● EXERCISE DETAILS: Search the records below for the word "Engine". Pull out each line that has it.
--- start ---
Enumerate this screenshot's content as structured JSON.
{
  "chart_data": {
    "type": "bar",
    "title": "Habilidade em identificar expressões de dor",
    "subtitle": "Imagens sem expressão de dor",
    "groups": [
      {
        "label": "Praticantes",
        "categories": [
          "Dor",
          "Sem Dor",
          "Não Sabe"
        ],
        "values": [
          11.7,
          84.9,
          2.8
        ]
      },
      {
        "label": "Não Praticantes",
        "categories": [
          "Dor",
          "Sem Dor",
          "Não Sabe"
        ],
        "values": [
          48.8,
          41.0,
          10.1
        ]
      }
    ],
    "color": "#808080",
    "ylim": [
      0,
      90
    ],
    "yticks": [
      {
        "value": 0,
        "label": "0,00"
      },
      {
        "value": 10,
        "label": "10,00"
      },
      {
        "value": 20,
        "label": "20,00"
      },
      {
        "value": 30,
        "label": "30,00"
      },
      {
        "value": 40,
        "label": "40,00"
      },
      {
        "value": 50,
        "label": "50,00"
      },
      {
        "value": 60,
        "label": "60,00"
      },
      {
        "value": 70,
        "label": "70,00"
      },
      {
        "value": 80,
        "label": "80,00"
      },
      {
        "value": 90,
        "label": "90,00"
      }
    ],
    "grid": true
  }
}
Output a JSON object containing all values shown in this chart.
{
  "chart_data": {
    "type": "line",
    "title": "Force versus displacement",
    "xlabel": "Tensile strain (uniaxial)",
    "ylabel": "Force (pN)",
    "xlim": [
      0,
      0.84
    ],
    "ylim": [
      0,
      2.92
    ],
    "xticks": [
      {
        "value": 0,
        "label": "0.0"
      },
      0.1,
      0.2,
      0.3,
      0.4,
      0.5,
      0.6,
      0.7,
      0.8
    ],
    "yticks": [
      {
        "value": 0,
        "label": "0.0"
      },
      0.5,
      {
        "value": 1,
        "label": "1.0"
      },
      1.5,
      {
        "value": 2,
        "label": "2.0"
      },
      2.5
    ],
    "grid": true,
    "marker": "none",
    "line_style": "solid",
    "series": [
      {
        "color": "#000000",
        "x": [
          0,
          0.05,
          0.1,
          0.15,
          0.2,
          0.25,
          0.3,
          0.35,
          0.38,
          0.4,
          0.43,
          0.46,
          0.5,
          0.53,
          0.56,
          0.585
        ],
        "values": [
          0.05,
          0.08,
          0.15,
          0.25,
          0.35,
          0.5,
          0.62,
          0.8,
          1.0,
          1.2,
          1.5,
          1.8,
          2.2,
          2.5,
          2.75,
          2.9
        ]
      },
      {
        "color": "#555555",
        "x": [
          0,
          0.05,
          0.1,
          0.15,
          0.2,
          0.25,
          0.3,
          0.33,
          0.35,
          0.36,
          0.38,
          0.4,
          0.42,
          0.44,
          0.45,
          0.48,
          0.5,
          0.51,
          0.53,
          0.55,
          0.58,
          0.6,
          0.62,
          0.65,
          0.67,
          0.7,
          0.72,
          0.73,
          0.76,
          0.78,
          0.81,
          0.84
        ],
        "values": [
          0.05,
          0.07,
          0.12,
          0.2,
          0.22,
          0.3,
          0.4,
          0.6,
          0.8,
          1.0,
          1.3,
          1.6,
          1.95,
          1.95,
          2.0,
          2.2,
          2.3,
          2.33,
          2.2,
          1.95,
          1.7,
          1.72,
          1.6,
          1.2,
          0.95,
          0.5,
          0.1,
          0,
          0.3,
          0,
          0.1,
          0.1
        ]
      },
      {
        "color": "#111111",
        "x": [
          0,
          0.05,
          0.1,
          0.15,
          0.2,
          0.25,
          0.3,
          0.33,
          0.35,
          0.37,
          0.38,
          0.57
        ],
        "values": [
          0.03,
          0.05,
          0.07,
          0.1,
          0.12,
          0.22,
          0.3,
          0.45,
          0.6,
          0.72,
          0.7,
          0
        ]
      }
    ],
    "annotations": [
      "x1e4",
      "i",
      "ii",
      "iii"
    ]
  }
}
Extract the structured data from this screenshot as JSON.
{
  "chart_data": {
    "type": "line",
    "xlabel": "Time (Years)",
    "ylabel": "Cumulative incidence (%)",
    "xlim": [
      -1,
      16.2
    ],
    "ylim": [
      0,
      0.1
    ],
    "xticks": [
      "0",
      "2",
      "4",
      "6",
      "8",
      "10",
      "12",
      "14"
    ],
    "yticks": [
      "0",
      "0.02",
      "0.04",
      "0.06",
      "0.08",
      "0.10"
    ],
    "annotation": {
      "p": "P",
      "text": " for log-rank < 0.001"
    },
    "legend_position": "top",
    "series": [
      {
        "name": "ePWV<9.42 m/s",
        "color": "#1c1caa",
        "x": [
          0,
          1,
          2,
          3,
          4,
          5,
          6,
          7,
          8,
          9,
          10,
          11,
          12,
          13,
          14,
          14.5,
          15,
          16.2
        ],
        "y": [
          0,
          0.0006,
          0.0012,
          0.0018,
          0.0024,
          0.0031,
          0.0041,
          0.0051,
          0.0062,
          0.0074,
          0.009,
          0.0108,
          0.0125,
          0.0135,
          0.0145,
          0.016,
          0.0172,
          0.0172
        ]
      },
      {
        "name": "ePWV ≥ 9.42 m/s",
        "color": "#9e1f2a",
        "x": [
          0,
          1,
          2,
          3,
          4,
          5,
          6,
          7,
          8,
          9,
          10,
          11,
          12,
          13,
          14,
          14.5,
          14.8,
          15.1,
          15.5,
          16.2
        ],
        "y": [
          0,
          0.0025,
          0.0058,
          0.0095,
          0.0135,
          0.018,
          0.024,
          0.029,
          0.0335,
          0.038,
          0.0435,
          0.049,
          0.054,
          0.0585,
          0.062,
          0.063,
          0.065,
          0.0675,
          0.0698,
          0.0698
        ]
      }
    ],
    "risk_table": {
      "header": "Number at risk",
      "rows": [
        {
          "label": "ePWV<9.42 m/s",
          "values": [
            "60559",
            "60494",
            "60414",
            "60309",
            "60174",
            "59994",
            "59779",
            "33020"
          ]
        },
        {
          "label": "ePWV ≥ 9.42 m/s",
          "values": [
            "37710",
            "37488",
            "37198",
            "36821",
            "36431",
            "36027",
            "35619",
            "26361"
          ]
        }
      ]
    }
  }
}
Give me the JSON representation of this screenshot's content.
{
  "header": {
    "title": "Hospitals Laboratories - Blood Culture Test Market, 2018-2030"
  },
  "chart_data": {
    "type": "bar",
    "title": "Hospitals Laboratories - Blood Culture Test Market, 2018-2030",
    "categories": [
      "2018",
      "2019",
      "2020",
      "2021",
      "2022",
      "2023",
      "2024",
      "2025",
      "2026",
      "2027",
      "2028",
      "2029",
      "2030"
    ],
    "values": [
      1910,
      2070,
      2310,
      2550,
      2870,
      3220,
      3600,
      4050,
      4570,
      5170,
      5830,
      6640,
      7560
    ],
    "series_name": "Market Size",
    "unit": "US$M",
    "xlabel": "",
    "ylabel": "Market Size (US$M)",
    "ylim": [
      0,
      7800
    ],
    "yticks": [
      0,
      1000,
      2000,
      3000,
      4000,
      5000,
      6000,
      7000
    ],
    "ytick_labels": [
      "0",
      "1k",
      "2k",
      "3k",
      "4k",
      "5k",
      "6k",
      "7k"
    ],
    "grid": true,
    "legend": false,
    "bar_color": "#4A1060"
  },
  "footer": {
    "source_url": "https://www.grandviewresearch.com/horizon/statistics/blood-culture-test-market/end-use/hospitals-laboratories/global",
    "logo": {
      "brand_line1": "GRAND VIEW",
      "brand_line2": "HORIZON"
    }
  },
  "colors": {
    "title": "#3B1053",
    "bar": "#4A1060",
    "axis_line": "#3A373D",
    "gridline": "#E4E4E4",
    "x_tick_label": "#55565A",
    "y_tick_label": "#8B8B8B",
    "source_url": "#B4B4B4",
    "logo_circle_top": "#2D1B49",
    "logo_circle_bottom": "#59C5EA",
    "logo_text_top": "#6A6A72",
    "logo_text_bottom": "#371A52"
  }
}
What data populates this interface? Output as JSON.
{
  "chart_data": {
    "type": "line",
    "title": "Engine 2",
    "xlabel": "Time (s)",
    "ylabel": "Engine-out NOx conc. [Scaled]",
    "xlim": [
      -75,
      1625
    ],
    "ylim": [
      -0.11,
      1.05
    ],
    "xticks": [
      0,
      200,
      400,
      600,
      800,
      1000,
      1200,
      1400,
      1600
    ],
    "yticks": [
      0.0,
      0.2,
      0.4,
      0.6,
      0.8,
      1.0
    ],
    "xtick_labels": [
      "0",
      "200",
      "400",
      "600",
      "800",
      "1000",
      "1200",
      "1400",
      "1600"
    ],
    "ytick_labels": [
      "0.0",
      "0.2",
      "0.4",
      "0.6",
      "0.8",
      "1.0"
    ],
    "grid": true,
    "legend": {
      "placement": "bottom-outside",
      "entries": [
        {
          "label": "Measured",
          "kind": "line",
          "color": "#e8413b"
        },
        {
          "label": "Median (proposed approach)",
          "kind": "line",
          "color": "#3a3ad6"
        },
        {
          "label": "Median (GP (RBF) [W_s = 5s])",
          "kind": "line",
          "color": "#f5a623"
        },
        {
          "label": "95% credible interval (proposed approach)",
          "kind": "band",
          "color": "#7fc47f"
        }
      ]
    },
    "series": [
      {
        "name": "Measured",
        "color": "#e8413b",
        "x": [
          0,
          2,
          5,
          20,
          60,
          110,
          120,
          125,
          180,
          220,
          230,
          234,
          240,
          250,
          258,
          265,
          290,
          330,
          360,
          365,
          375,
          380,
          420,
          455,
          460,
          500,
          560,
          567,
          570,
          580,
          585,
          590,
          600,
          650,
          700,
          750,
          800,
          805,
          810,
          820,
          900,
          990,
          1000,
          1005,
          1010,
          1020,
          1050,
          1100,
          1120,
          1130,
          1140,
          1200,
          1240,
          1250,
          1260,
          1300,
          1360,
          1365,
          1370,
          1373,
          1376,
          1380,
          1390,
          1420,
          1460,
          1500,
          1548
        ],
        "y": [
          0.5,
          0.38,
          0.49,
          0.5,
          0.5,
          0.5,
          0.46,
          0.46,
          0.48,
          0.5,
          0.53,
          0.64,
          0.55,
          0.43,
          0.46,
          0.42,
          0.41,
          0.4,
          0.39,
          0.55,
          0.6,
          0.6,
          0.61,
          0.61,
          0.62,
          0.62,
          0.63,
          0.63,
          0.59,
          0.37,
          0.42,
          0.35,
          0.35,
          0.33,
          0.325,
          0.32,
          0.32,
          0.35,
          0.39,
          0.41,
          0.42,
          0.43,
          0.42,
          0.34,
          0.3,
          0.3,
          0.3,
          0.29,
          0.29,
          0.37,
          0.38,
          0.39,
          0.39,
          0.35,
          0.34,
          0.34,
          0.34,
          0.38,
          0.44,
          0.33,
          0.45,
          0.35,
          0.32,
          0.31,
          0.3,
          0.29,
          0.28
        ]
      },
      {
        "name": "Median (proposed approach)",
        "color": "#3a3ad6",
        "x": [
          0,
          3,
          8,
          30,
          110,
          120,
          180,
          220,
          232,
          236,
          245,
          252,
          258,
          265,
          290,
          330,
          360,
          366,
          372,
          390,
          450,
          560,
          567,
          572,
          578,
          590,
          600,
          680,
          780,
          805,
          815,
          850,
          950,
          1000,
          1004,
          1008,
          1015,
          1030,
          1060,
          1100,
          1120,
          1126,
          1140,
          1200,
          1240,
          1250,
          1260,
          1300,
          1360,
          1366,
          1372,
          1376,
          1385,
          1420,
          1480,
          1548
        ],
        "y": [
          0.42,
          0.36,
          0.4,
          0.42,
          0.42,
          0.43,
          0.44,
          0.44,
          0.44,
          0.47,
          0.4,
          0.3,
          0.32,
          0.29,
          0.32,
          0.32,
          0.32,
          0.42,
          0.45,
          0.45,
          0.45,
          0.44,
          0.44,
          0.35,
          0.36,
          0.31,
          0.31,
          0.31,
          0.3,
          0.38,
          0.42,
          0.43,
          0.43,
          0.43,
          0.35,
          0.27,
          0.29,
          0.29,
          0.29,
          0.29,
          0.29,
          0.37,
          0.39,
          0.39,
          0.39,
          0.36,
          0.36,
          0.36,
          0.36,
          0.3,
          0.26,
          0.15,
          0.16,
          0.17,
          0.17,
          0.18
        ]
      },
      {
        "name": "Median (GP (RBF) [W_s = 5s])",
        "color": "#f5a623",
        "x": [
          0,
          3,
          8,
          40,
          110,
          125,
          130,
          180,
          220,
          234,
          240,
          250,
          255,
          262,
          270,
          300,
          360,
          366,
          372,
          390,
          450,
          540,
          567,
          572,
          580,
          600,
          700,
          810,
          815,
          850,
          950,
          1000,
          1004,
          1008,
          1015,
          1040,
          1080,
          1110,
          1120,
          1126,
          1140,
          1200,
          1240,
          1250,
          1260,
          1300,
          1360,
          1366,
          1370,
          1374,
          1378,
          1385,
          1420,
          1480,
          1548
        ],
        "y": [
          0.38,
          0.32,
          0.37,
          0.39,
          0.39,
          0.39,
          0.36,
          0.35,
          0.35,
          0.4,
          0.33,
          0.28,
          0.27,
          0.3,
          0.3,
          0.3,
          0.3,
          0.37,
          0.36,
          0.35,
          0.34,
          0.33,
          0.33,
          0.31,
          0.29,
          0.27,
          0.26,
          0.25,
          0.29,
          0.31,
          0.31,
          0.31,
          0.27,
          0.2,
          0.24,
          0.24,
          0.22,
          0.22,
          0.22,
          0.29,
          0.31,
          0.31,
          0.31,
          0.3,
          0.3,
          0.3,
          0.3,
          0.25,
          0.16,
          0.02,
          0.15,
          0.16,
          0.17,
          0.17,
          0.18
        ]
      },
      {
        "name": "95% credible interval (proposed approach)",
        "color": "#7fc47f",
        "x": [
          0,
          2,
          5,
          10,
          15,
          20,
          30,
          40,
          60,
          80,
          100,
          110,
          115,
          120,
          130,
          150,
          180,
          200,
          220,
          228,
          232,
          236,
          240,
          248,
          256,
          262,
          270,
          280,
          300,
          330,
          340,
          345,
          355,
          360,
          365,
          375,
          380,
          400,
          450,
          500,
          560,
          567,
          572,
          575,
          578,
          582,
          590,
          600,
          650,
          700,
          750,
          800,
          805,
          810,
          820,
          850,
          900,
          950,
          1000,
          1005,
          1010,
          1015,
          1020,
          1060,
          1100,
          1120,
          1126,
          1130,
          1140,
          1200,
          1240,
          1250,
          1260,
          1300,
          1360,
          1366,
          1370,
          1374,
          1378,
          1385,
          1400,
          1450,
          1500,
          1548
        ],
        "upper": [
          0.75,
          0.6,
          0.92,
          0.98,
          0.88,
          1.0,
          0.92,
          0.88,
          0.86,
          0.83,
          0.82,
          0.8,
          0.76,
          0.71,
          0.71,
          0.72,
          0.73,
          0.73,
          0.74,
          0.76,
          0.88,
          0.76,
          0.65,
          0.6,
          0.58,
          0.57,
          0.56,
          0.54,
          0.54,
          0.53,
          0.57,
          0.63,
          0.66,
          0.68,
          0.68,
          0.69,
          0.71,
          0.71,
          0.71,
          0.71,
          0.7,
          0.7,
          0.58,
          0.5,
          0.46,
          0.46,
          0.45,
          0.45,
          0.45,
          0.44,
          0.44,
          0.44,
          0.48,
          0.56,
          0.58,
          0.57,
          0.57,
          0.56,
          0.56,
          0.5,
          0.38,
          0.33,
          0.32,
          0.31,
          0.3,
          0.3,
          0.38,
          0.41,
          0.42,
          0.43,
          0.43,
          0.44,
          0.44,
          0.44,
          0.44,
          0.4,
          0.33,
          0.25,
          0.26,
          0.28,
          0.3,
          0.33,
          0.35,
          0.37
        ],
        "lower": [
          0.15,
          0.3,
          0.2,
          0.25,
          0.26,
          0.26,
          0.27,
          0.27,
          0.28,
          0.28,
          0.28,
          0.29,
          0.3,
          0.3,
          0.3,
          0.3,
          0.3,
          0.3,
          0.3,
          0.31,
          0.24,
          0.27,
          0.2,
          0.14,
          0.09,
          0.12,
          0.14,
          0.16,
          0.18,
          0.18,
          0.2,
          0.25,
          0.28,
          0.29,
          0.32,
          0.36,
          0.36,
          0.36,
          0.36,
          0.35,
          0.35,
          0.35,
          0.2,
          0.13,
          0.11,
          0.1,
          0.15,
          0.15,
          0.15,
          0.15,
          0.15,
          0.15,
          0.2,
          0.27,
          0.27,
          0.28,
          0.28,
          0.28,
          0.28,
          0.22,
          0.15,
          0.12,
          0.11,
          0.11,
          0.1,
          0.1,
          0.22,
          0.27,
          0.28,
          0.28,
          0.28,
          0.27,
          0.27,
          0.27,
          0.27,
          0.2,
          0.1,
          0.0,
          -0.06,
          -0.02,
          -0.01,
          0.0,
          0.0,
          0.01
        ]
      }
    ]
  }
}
--- end ---
● ANSWER:
    "title": "Engine 2",
    "ylabel": "Engine-out NOx conc. [Scaled]",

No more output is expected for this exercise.